#### Stated exercise
Find each line with the word "highlight" and copy it.

Items listed in a dataset
★ ★ ★

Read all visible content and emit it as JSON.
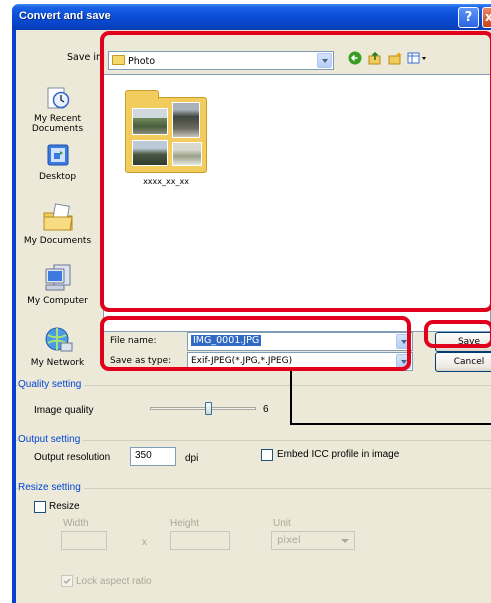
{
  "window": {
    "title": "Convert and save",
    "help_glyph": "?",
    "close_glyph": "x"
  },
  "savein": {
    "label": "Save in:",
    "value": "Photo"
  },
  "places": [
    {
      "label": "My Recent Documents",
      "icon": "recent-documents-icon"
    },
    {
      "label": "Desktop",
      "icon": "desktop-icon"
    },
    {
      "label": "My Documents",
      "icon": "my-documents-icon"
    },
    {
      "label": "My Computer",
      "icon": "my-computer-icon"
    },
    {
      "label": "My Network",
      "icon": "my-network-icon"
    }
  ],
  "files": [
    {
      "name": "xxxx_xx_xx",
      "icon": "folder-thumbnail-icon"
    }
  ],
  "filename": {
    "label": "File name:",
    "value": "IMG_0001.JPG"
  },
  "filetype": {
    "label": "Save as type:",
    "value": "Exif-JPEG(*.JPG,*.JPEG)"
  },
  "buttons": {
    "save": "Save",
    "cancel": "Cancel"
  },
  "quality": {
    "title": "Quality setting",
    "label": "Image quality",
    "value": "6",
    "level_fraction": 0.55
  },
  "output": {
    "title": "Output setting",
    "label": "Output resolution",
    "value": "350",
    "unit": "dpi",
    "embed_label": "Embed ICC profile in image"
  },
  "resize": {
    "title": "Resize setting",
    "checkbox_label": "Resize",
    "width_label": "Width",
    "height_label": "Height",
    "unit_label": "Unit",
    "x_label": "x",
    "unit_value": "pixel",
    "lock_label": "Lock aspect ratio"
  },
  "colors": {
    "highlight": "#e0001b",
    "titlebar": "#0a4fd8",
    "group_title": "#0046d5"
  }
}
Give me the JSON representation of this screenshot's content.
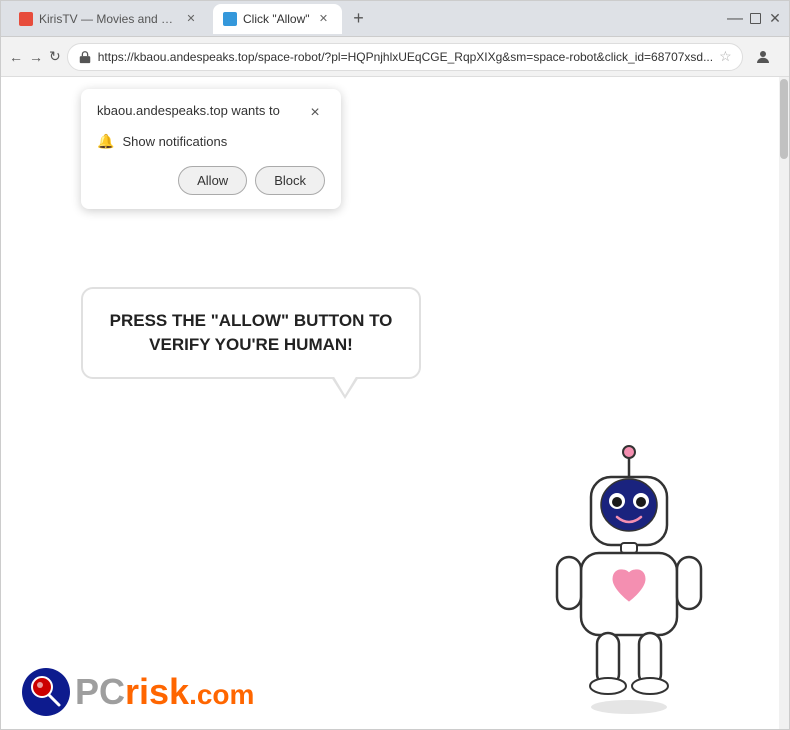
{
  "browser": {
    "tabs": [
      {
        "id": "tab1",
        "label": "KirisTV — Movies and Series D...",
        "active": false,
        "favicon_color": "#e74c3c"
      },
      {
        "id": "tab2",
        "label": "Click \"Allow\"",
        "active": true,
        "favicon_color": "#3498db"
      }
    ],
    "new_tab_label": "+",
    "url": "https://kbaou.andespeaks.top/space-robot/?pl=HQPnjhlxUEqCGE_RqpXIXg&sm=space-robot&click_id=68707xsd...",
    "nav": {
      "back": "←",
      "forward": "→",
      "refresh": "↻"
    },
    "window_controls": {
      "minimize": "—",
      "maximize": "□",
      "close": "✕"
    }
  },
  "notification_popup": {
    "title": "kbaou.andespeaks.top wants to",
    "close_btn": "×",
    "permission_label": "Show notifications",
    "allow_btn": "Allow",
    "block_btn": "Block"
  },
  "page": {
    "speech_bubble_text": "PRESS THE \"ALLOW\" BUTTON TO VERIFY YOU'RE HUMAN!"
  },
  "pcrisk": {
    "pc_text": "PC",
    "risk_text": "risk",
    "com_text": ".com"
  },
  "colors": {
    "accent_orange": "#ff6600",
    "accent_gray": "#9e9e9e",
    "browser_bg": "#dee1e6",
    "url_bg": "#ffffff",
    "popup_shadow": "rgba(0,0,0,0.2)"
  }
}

★ ★ ★

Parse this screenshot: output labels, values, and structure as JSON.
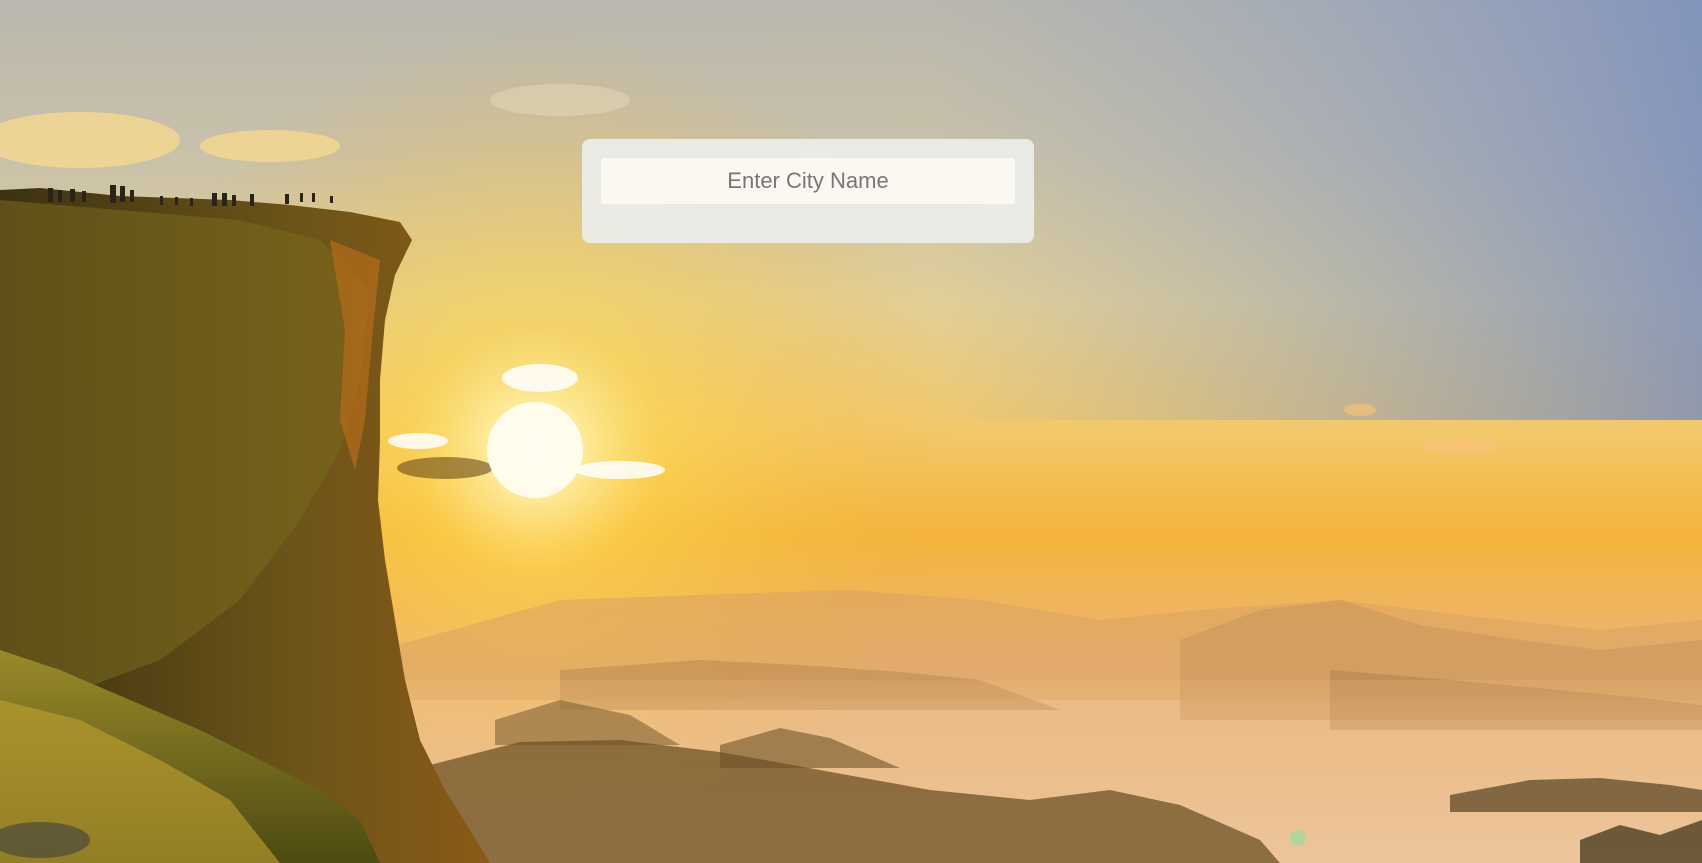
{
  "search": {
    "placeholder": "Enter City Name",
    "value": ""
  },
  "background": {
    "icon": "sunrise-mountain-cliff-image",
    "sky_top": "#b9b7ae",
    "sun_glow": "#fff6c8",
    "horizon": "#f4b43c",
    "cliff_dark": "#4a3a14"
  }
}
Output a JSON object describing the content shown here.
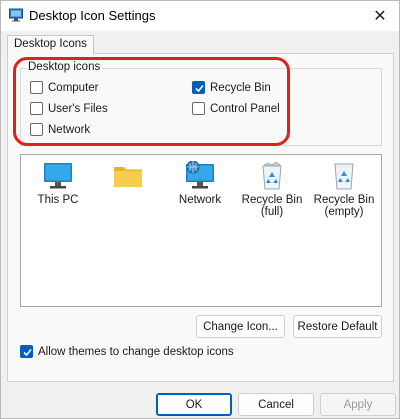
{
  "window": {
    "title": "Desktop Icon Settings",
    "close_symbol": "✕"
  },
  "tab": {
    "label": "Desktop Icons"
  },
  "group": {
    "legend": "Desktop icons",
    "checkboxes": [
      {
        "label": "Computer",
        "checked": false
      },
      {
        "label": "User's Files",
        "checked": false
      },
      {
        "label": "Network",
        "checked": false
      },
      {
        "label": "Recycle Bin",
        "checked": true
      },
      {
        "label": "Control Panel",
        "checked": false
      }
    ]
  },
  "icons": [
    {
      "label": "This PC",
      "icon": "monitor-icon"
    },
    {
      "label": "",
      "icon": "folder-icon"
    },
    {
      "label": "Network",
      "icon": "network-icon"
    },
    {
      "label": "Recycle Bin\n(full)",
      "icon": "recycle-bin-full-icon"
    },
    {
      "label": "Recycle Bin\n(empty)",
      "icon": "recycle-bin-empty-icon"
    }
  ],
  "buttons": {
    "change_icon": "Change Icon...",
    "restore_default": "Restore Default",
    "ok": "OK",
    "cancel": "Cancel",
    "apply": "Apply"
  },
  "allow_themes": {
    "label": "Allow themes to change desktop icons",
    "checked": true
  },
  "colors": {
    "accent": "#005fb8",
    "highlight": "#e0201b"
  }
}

★ ★ ★

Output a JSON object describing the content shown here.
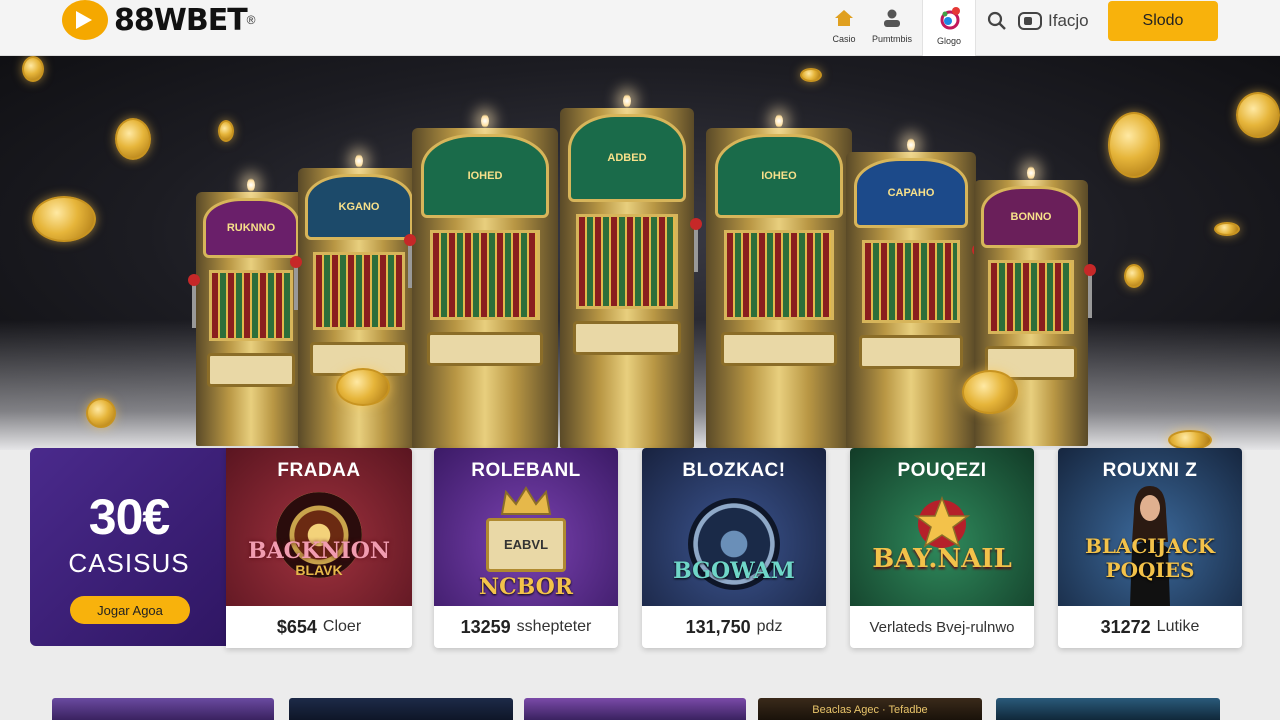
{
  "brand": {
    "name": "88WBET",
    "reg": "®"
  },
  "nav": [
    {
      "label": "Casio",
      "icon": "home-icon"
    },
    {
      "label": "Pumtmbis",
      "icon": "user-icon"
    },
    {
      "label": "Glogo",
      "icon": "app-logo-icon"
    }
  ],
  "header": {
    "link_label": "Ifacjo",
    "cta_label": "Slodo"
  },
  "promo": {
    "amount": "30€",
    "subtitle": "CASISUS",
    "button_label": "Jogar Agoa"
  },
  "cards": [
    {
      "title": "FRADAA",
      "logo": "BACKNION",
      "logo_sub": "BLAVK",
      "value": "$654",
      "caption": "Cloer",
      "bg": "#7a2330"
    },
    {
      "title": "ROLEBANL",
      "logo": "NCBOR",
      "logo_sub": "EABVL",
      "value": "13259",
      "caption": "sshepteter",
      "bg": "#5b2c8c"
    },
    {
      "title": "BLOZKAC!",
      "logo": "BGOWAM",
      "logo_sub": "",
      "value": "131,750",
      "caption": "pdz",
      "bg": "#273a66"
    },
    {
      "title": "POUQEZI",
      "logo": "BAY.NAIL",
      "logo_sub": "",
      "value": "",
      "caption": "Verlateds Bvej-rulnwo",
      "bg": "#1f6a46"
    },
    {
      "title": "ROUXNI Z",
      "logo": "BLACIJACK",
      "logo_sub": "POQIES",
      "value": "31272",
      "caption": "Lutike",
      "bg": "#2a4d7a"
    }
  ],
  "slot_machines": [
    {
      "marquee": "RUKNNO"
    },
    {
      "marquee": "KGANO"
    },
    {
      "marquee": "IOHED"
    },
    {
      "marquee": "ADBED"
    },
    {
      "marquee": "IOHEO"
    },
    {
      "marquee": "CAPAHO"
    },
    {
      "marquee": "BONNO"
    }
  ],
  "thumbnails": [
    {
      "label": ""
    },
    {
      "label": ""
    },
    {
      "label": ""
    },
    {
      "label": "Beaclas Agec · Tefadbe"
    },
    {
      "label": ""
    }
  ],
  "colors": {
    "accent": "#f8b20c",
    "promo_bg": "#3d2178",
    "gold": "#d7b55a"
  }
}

★ ★ ★

#### Final answer
    "highlight": "#e0001b",
    "highlight": "#e0201b"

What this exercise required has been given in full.